Problem details
Can you write out all of the material below, word for word?
━━━━━ Records to use
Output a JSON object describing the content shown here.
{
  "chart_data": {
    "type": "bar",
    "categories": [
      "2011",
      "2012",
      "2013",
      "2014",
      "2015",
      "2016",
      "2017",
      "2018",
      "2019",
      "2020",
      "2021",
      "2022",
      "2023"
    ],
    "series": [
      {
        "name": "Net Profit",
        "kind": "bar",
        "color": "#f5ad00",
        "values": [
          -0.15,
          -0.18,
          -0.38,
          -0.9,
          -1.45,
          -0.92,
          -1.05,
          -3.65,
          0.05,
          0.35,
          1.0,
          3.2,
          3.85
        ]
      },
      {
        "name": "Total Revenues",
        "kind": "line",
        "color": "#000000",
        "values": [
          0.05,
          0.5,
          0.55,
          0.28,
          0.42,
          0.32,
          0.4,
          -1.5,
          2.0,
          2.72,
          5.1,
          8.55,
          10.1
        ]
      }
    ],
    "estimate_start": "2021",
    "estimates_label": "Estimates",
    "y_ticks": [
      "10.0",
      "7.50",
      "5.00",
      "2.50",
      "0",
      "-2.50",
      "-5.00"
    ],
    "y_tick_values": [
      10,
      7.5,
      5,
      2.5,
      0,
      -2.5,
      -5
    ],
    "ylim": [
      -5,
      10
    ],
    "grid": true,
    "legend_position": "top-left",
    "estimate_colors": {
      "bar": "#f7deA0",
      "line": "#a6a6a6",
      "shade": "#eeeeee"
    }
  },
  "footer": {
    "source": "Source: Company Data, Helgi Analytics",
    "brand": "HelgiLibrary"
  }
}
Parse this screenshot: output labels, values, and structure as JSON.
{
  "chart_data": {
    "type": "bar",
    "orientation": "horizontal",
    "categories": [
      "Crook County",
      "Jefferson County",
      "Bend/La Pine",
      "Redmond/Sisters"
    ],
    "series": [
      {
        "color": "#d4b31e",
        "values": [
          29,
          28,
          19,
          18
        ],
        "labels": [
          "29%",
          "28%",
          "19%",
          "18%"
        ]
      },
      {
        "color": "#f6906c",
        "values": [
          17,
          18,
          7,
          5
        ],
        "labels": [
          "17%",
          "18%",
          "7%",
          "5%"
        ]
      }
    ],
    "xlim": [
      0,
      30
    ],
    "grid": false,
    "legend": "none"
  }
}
━━━━━━━━━━
Full response
Output a JSON object describing the content shown here.
{
  "chart_data": {
    "type": "bar",
    "categories": [
      "2011",
      "2012",
      "2013",
      "2014",
      "2015",
      "2016",
      "2017",
      "2018",
      "2019",
      "2020",
      "2021",
      "2022",
      "2023"
    ],
    "series": [
      {
        "name": "Net Profit",
        "kind": "bar",
        "color": "#f5ad00",
        "values": [
          -0.15,
          -0.18,
          -0.38,
          -0.9,
          -1.45,
          -0.92,
          -1.05,
          -3.65,
          0.05,
          0.35,
          1.0,
          3.2,
          3.85
        ]
      },
      {
        "name": "Total Revenues",
        "kind": "line",
        "color": "#000000",
        "values": [
          0.05,
          0.5,
          0.55,
          0.28,
          0.42,
          0.32,
          0.4,
          -1.5,
          2.0,
          2.72,
          5.1,
          8.55,
          10.1
        ]
      }
    ],
    "estimate_start": "2021",
    "estimates_label": "Estimates",
    "y_ticks": [
      "10.0",
      "7.50",
      "5.00",
      "2.50",
      "0",
      "-2.50",
      "-5.00"
    ],
    "y_tick_values": [
      10,
      7.5,
      5,
      2.5,
      0,
      -2.5,
      -5
    ],
    "ylim": [
      -5,
      10
    ],
    "grid": true,
    "legend_position": "top-left",
    "estimate_colors": {
      "bar": "#f7deA0",
      "line": "#a6a6a6",
      "shade": "#eeeeee"
    }
  },
  "footer": {
    "source": "Source: Company Data, Helgi Analytics",
    "brand": "HelgiLibrary"
  }
}
Parse this screenshot: output labels, values, and structure as JSON.
{
  "chart_data": {
    "type": "bar",
    "orientation": "horizontal",
    "categories": [
      "Crook County",
      "Jefferson County",
      "Bend/La Pine",
      "Redmond/Sisters"
    ],
    "series": [
      {
        "color": "#d4b31e",
        "values": [
          29,
          28,
          19,
          18
        ],
        "labels": [
          "29%",
          "28%",
          "19%",
          "18%"
        ]
      },
      {
        "color": "#f6906c",
        "values": [
          17,
          18,
          7,
          5
        ],
        "labels": [
          "17%",
          "18%",
          "7%",
          "5%"
        ]
      }
    ],
    "xlim": [
      0,
      30
    ],
    "grid": false,
    "legend": "none"
  }
}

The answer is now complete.